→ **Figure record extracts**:
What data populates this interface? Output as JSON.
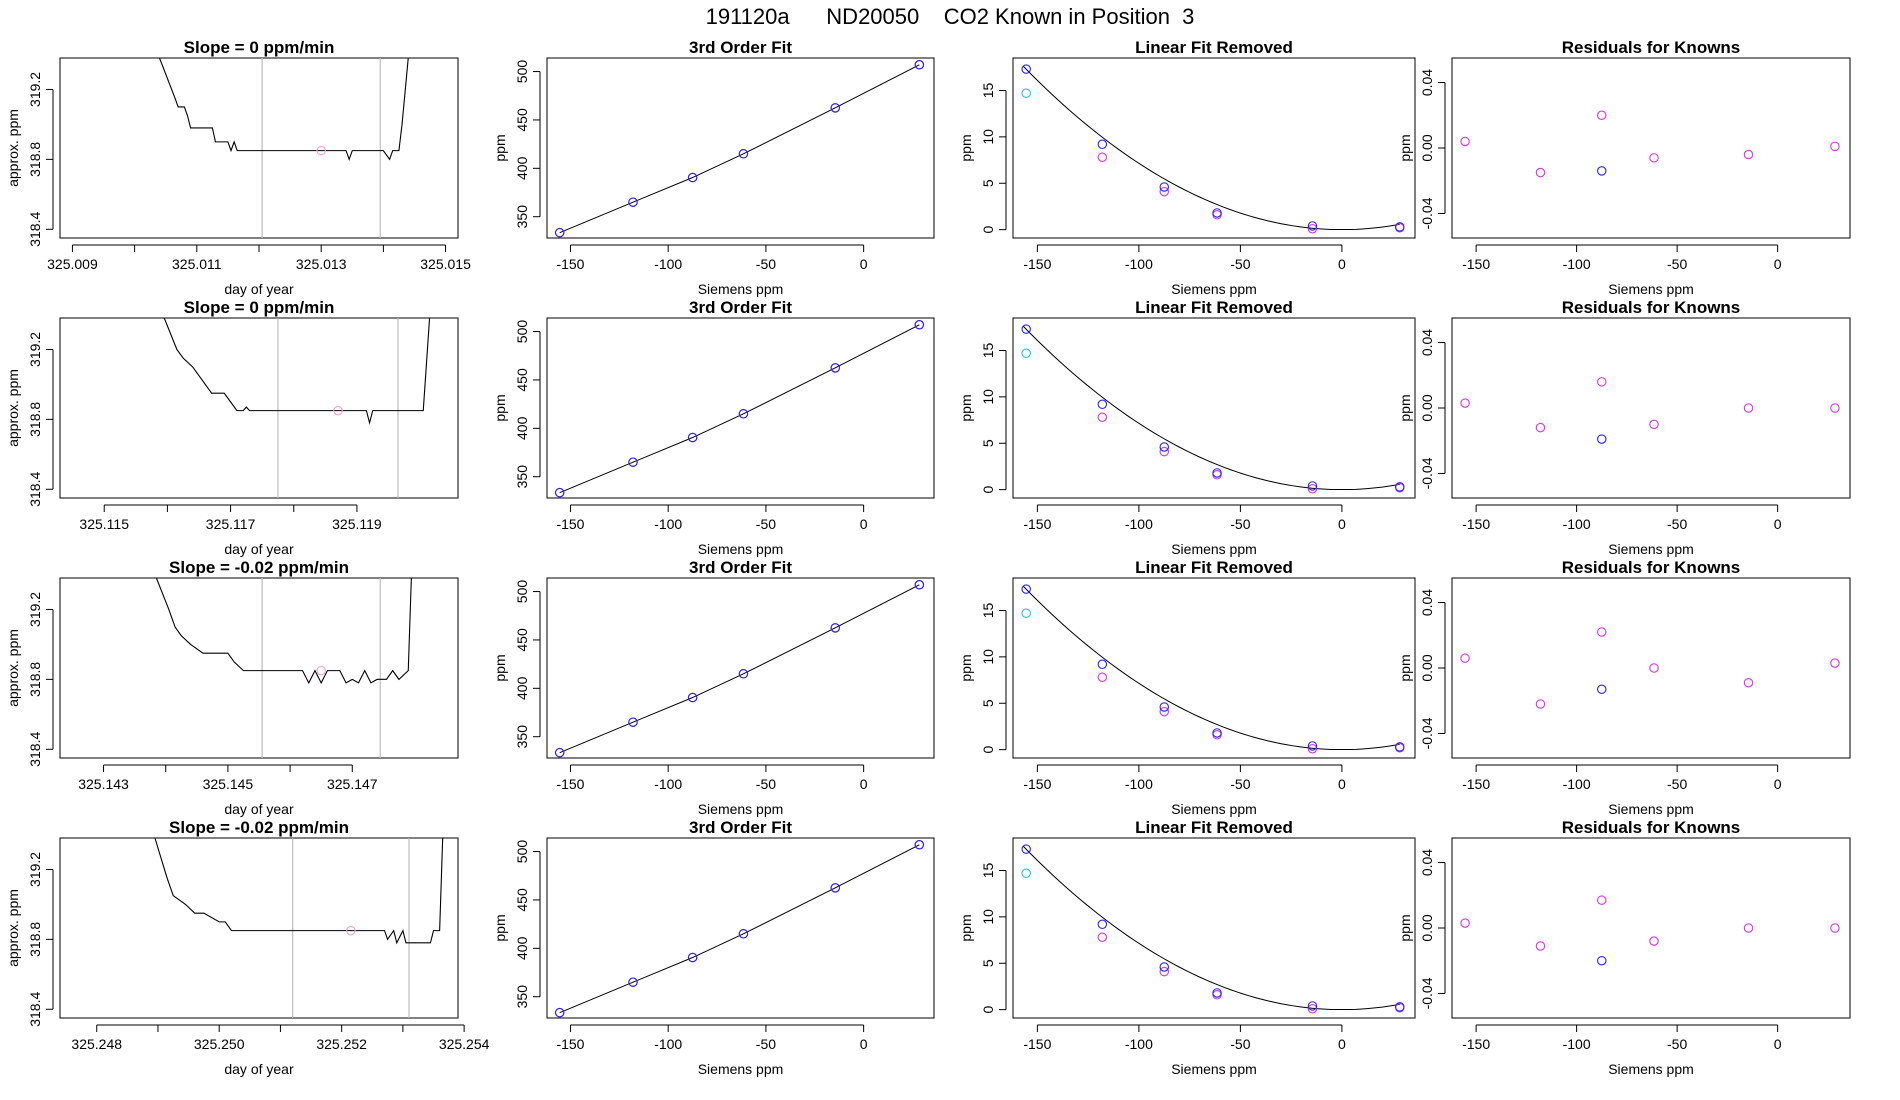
{
  "page_title": "191120a      ND20050    CO2 Known in Position  3",
  "colors": {
    "blue": "#2424f0",
    "magenta": "#d633e8",
    "cyan": "#21c4d6",
    "gray": "#bdbdbd",
    "pink": "#f5a0c8",
    "line": "#000000"
  },
  "labels": {
    "siemens": "Siemens ppm",
    "ppm": "ppm",
    "approx": "approx. ppm",
    "doy": "day of year",
    "fit": "3rd Order Fit",
    "linrem": "Linear Fit Removed",
    "resid": "Residuals for Knowns"
  },
  "chart_data": [
    {
      "row": 0,
      "type": "line",
      "title": "Slope =  0  ppm/min",
      "xlabel": "day of year",
      "ylabel": "approx. ppm",
      "xlim": [
        325.0088,
        325.0152
      ],
      "ylim": [
        318.35,
        319.38
      ],
      "xticks": [
        "325.009",
        "325.011",
        "325.013",
        "325.015"
      ],
      "yticks": [
        "318.4",
        "318.8",
        "319.2"
      ],
      "vlines": [
        325.01205,
        325.01395
      ],
      "marker": [
        325.013,
        318.85
      ],
      "x": [
        325.0104,
        325.01065,
        325.0107,
        325.0108,
        325.01085,
        325.0109,
        325.0111,
        325.01125,
        325.0113,
        325.0115,
        325.01155,
        325.0116,
        325.01165,
        325.0134,
        325.01345,
        325.0135,
        325.01355,
        325.014,
        325.0141,
        325.01415,
        325.0142,
        325.01425,
        325.0143,
        325.0144
      ],
      "y": [
        319.38,
        319.15,
        319.1,
        319.1,
        319.05,
        318.98,
        318.98,
        318.98,
        318.9,
        318.9,
        318.85,
        318.9,
        318.85,
        318.85,
        318.8,
        318.85,
        318.85,
        318.85,
        318.8,
        318.85,
        318.85,
        318.85,
        319.0,
        319.38
      ]
    },
    {
      "row": 1,
      "type": "line",
      "title": "Slope =  0  ppm/min",
      "xlabel": "day of year",
      "ylabel": "approx. ppm",
      "xlim": [
        325.1143,
        325.1206
      ],
      "ylim": [
        318.35,
        319.38
      ],
      "xticks": [
        "325.115",
        "325.117",
        "325.119"
      ],
      "yticks": [
        "318.4",
        "318.8",
        "319.2"
      ],
      "vlines": [
        325.11775,
        325.11965
      ],
      "marker": [
        325.1187,
        318.85
      ],
      "x": [
        325.11595,
        325.11615,
        325.11625,
        325.1164,
        325.1165,
        325.1166,
        325.1167,
        325.1169,
        325.117,
        325.1171,
        325.1172,
        325.11725,
        325.1173,
        325.11915,
        325.1192,
        325.11925,
        325.1193,
        325.11955,
        325.12005,
        325.12015
      ],
      "y": [
        319.38,
        319.2,
        319.15,
        319.1,
        319.05,
        319.0,
        318.95,
        318.95,
        318.9,
        318.85,
        318.85,
        318.87,
        318.85,
        318.85,
        318.78,
        318.85,
        318.85,
        318.85,
        318.85,
        319.38
      ]
    },
    {
      "row": 2,
      "type": "line",
      "title": "Slope =  -0.02  ppm/min",
      "xlabel": "day of year",
      "ylabel": "approx. ppm",
      "xlim": [
        325.1423,
        325.1487
      ],
      "ylim": [
        318.35,
        319.38
      ],
      "xticks": [
        "325.143",
        "325.145",
        "325.147"
      ],
      "yticks": [
        "318.4",
        "318.8",
        "319.2"
      ],
      "vlines": [
        325.14555,
        325.14745
      ],
      "marker": [
        325.1465,
        318.85
      ],
      "x": [
        325.14385,
        325.14405,
        325.14415,
        325.14425,
        325.1444,
        325.1446,
        325.1448,
        325.145,
        325.1451,
        325.14525,
        325.1462,
        325.1463,
        325.1464,
        325.1465,
        325.1466,
        325.1468,
        325.1469,
        325.147,
        325.1471,
        325.1472,
        325.1473,
        325.1474,
        325.14755,
        325.14765,
        325.14775,
        325.1479,
        325.14795
      ],
      "y": [
        319.38,
        319.2,
        319.1,
        319.05,
        319.0,
        318.95,
        318.95,
        318.95,
        318.9,
        318.85,
        318.85,
        318.78,
        318.85,
        318.78,
        318.85,
        318.85,
        318.78,
        318.8,
        318.78,
        318.85,
        318.78,
        318.8,
        318.8,
        318.85,
        318.8,
        318.85,
        319.38
      ]
    },
    {
      "row": 3,
      "type": "line",
      "title": "Slope =  -0.02  ppm/min",
      "xlabel": "day of year",
      "ylabel": "approx. ppm",
      "xlim": [
        325.2474,
        325.2539
      ],
      "ylim": [
        318.35,
        319.38
      ],
      "xticks": [
        "325.248",
        "325.250",
        "325.252",
        "325.254"
      ],
      "yticks": [
        "318.4",
        "318.8",
        "319.2"
      ],
      "vlines": [
        325.2512,
        325.2531
      ],
      "marker": [
        325.25215,
        318.85
      ],
      "x": [
        325.24895,
        325.24915,
        325.24925,
        325.24945,
        325.2496,
        325.24975,
        325.25,
        325.2501,
        325.2502,
        325.2504,
        325.2527,
        325.25275,
        325.25285,
        325.2529,
        325.253,
        325.25305,
        325.25345,
        325.2535,
        325.2536,
        325.25365
      ],
      "y": [
        319.38,
        319.15,
        319.05,
        319.0,
        318.95,
        318.95,
        318.9,
        318.9,
        318.85,
        318.85,
        318.85,
        318.8,
        318.85,
        318.78,
        318.85,
        318.78,
        318.78,
        318.85,
        318.85,
        319.38
      ]
    }
  ],
  "fit_charts": [
    {
      "title": "3rd Order Fit",
      "xlabel": "Siemens ppm",
      "ylabel": "ppm",
      "xlim": [
        -162,
        36
      ],
      "ylim": [
        328,
        514
      ],
      "xticks": [
        "-150",
        "-100",
        "-50",
        "0"
      ],
      "yticks": [
        "350",
        "400",
        "450",
        "500"
      ],
      "points_x": [
        -155.5,
        -118,
        -87.5,
        -61.5,
        -14.5,
        28.5
      ],
      "points_y": [
        333.5,
        365.0,
        390.5,
        415.0,
        462.5,
        507.0
      ],
      "curve": [
        [
          -155.5,
          333.5
        ],
        [
          -118,
          365.0
        ],
        [
          -87.5,
          390.5
        ],
        [
          -61.5,
          415.0
        ],
        [
          -14.5,
          462.5
        ],
        [
          28.5,
          507.0
        ]
      ]
    }
  ],
  "linrem_charts": [
    {
      "title": "Linear Fit Removed",
      "xlabel": "Siemens ppm",
      "ylabel": "ppm",
      "xlim": [
        -162,
        36
      ],
      "ylim": [
        -0.9,
        18.5
      ],
      "xticks": [
        "-150",
        "-100",
        "-50",
        "0"
      ],
      "yticks": [
        "0",
        "5",
        "10",
        "15"
      ],
      "blue_x": [
        -155.5,
        -118,
        -87.5,
        -61.5,
        -14.5,
        28.5
      ],
      "blue_y": [
        17.3,
        9.2,
        4.6,
        1.8,
        0.4,
        0.3
      ],
      "mag_x": [
        -118,
        -87.5,
        -61.5,
        -14.5,
        28.5
      ],
      "mag_y": [
        7.8,
        4.1,
        1.6,
        0.1,
        0.2
      ],
      "cyan_x": [
        -155.5
      ],
      "cyan_y": [
        14.7
      ]
    }
  ],
  "resid_charts": [
    {
      "title": "Residuals for Knowns",
      "xlabel": "Siemens ppm",
      "ylabel": "ppm",
      "xlim": [
        -162,
        36
      ],
      "ylim": [
        -0.055,
        0.055
      ],
      "xticks": [
        "-150",
        "-100",
        "-50",
        "0"
      ],
      "yticks": [
        "-0.04",
        "0.00",
        "0.04"
      ],
      "rows": [
        {
          "blue": [
            -87.5,
            -0.014
          ],
          "mag_x": [
            -155.5,
            -118,
            -87.5,
            -61.5,
            -14.5,
            28.5
          ],
          "mag_y": [
            0.004,
            -0.015,
            0.02,
            -0.006,
            -0.004,
            0.001
          ]
        },
        {
          "blue": [
            -87.5,
            -0.019
          ],
          "mag_x": [
            -155.5,
            -118,
            -87.5,
            -61.5,
            -14.5,
            28.5
          ],
          "mag_y": [
            0.003,
            -0.012,
            0.016,
            -0.01,
            0.0,
            0.0
          ]
        },
        {
          "blue": [
            -87.5,
            -0.013
          ],
          "mag_x": [
            -155.5,
            -118,
            -87.5,
            -61.5,
            -14.5,
            28.5
          ],
          "mag_y": [
            0.006,
            -0.022,
            0.022,
            0.0,
            -0.009,
            0.003
          ]
        },
        {
          "blue": [
            -87.5,
            -0.02
          ],
          "mag_x": [
            -155.5,
            -118,
            -87.5,
            -61.5,
            -14.5,
            28.5
          ],
          "mag_y": [
            0.003,
            -0.011,
            0.017,
            -0.008,
            0.0,
            0.0
          ]
        }
      ]
    }
  ]
}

→ **Written request**:
Find "Order". Copy every line it occurs in.

→ **Reply**:
    "fit": "3rd Order Fit",
      "title": "3rd Order Fit",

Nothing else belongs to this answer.